Start
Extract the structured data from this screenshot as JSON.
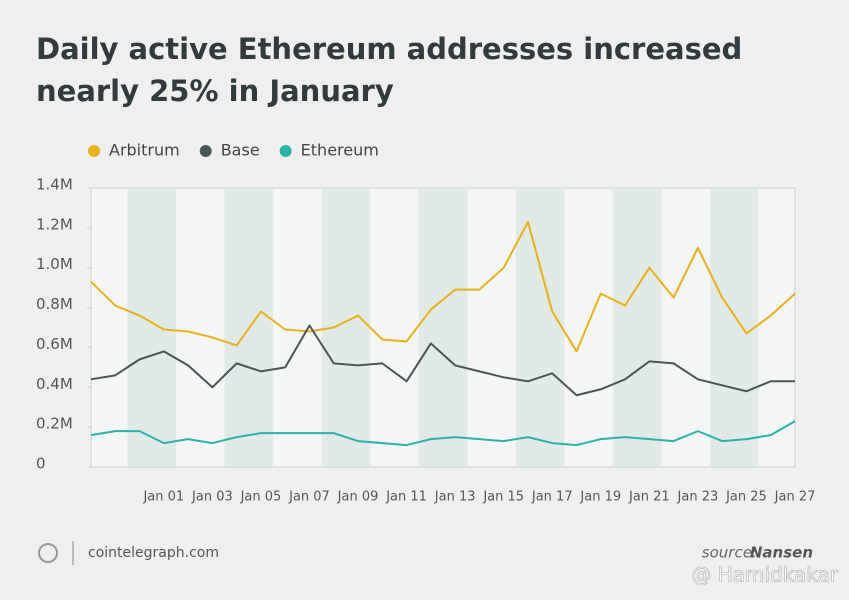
{
  "chart_data": {
    "type": "line",
    "title": "Daily active Ethereum addresses increased nearly 25% in January",
    "categories": [
      null,
      null,
      null,
      "Jan 01",
      null,
      "Jan 03",
      null,
      "Jan 05",
      null,
      "Jan 07",
      null,
      "Jan 09",
      null,
      "Jan 11",
      null,
      "Jan 13",
      null,
      "Jan 15",
      null,
      "Jan 17",
      null,
      "Jan 19",
      null,
      "Jan 21",
      null,
      "Jan 23",
      null,
      "Jan 25",
      null,
      "Jan 27"
    ],
    "series": [
      {
        "name": "Arbitrum",
        "color": "#e8b11c",
        "values": [
          930000,
          810000,
          760000,
          690000,
          680000,
          650000,
          610000,
          780000,
          690000,
          680000,
          700000,
          760000,
          640000,
          630000,
          790000,
          890000,
          890000,
          1000000,
          1230000,
          780000,
          580000,
          870000,
          810000,
          1000000,
          850000,
          1100000,
          850000,
          670000,
          760000,
          870000
        ]
      },
      {
        "name": "Base",
        "color": "#4b5458",
        "values": [
          440000,
          460000,
          540000,
          580000,
          510000,
          400000,
          520000,
          480000,
          500000,
          710000,
          520000,
          510000,
          520000,
          430000,
          620000,
          510000,
          480000,
          450000,
          430000,
          470000,
          360000,
          390000,
          440000,
          530000,
          520000,
          440000,
          410000,
          380000,
          430000,
          430000
        ]
      },
      {
        "name": "Ethereum",
        "color": "#2bb3a8",
        "values": [
          160000,
          180000,
          180000,
          120000,
          140000,
          120000,
          150000,
          170000,
          170000,
          170000,
          170000,
          130000,
          120000,
          110000,
          140000,
          150000,
          140000,
          130000,
          150000,
          120000,
          110000,
          140000,
          150000,
          140000,
          130000,
          180000,
          130000,
          140000,
          160000,
          230000
        ]
      }
    ],
    "ylim": [
      0,
      1400000
    ],
    "yticks": [
      0,
      {
        "value": 200000,
        "label": "0.2M"
      },
      {
        "value": 400000,
        "label": "0.4M"
      },
      {
        "value": 600000,
        "label": "0.6M"
      },
      {
        "value": 800000,
        "label": "0.8M"
      },
      {
        "value": 1000000,
        "label": "1.0M"
      },
      {
        "value": 1200000,
        "label": "1.2M"
      },
      {
        "value": 1400000,
        "label": "1.4M"
      }
    ],
    "legend": "top-left",
    "site": "cointelegraph.com",
    "source_label": "source:",
    "source": "Nansen",
    "watermark": "@ Hamidkakar"
  }
}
End
What to do - Copy the data exactly. Any picture it contains is to be omitted.

Solved exercise -
Extract the structured data from this screenshot as JSON.
{
  "chart_data": {
    "type": "line",
    "title": "Daily active Ethereum addresses increased nearly 25% in January",
    "categories": [
      null,
      null,
      null,
      "Jan 01",
      null,
      "Jan 03",
      null,
      "Jan 05",
      null,
      "Jan 07",
      null,
      "Jan 09",
      null,
      "Jan 11",
      null,
      "Jan 13",
      null,
      "Jan 15",
      null,
      "Jan 17",
      null,
      "Jan 19",
      null,
      "Jan 21",
      null,
      "Jan 23",
      null,
      "Jan 25",
      null,
      "Jan 27"
    ],
    "series": [
      {
        "name": "Arbitrum",
        "color": "#e8b11c",
        "values": [
          930000,
          810000,
          760000,
          690000,
          680000,
          650000,
          610000,
          780000,
          690000,
          680000,
          700000,
          760000,
          640000,
          630000,
          790000,
          890000,
          890000,
          1000000,
          1230000,
          780000,
          580000,
          870000,
          810000,
          1000000,
          850000,
          1100000,
          850000,
          670000,
          760000,
          870000
        ]
      },
      {
        "name": "Base",
        "color": "#4b5458",
        "values": [
          440000,
          460000,
          540000,
          580000,
          510000,
          400000,
          520000,
          480000,
          500000,
          710000,
          520000,
          510000,
          520000,
          430000,
          620000,
          510000,
          480000,
          450000,
          430000,
          470000,
          360000,
          390000,
          440000,
          530000,
          520000,
          440000,
          410000,
          380000,
          430000,
          430000
        ]
      },
      {
        "name": "Ethereum",
        "color": "#2bb3a8",
        "values": [
          160000,
          180000,
          180000,
          120000,
          140000,
          120000,
          150000,
          170000,
          170000,
          170000,
          170000,
          130000,
          120000,
          110000,
          140000,
          150000,
          140000,
          130000,
          150000,
          120000,
          110000,
          140000,
          150000,
          140000,
          130000,
          180000,
          130000,
          140000,
          160000,
          230000
        ]
      }
    ],
    "ylim": [
      0,
      1400000
    ],
    "yticks": [
      0,
      {
        "value": 200000,
        "label": "0.2M"
      },
      {
        "value": 400000,
        "label": "0.4M"
      },
      {
        "value": 600000,
        "label": "0.6M"
      },
      {
        "value": 800000,
        "label": "0.8M"
      },
      {
        "value": 1000000,
        "label": "1.0M"
      },
      {
        "value": 1200000,
        "label": "1.2M"
      },
      {
        "value": 1400000,
        "label": "1.4M"
      }
    ],
    "legend": "top-left",
    "site": "cointelegraph.com",
    "source_label": "source:",
    "source": "Nansen",
    "watermark": "@ Hamidkakar"
  }
}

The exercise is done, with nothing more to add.